Write the records out again exactly, leaving no images in.

**** RECORDS FOR THIS EXERCISE ****

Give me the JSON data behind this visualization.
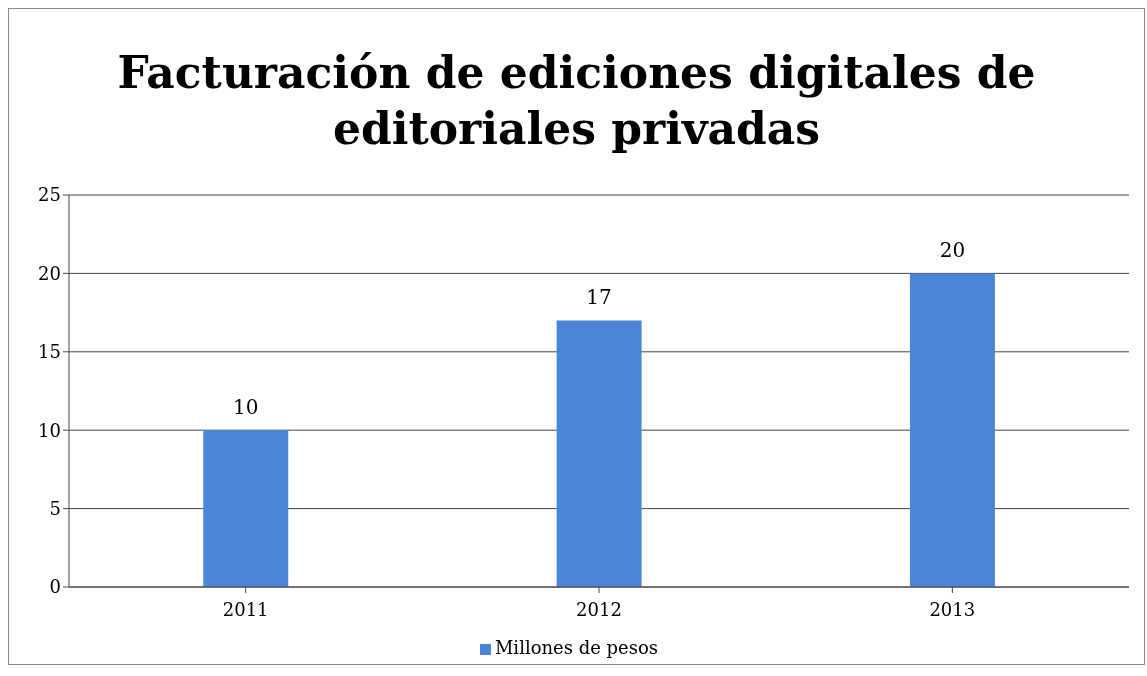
{
  "chart_data": {
    "type": "bar",
    "title": "Facturación de ediciones digitales de editoriales privadas",
    "categories": [
      "2011",
      "2012",
      "2013"
    ],
    "series": [
      {
        "name": "Millones de pesos",
        "color": "#4a86d8",
        "values": [
          10,
          17,
          20
        ]
      }
    ],
    "ylim": [
      0,
      25
    ],
    "yticks": [
      0,
      5,
      10,
      15,
      20,
      25
    ],
    "grid": "y",
    "legend": "bottom",
    "data_labels": true
  }
}
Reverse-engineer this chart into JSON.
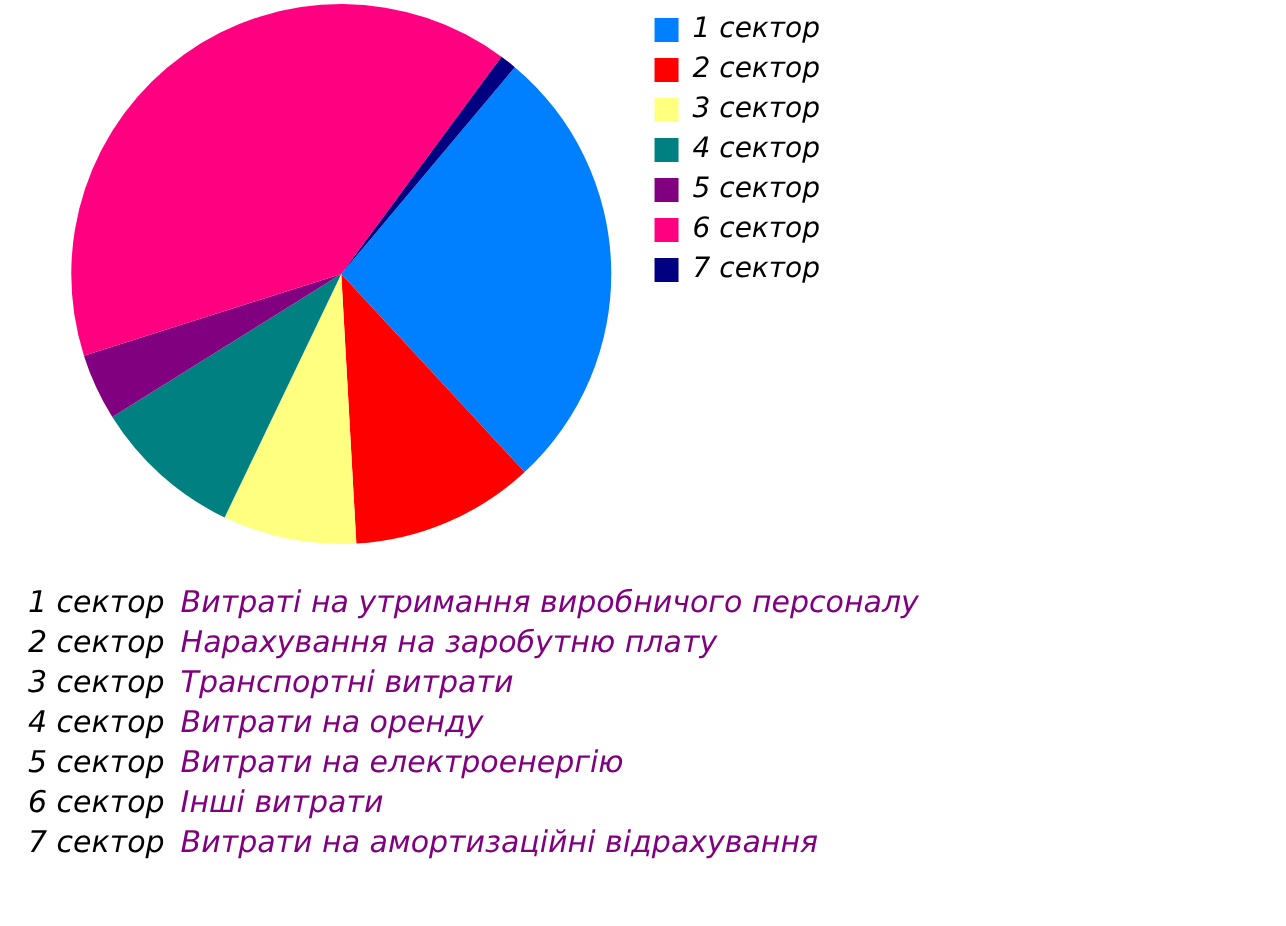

****

● **RESPONSE**:
Give me the JSON data behind this visualization.
{
  "chart_data": {
    "type": "bar",
    "title": "Facturación de ediciones digitales de editoriales privadas",
    "categories": [
      "2011",
      "2012",
      "2013"
    ],
    "series": [
      {
        "name": "Millones de pesos",
        "color": "#4a86d8",
        "values": [
          10,
          17,
          20
        ]
      }
    ],
    "ylim": [
      0,
      25
    ],
    "yticks": [
      0,
      5,
      10,
      15,
      20,
      25
    ],
    "grid": "y",
    "legend": "bottom",
    "data_labels": true
  }
}
Reverse-engineer this chart into JSON.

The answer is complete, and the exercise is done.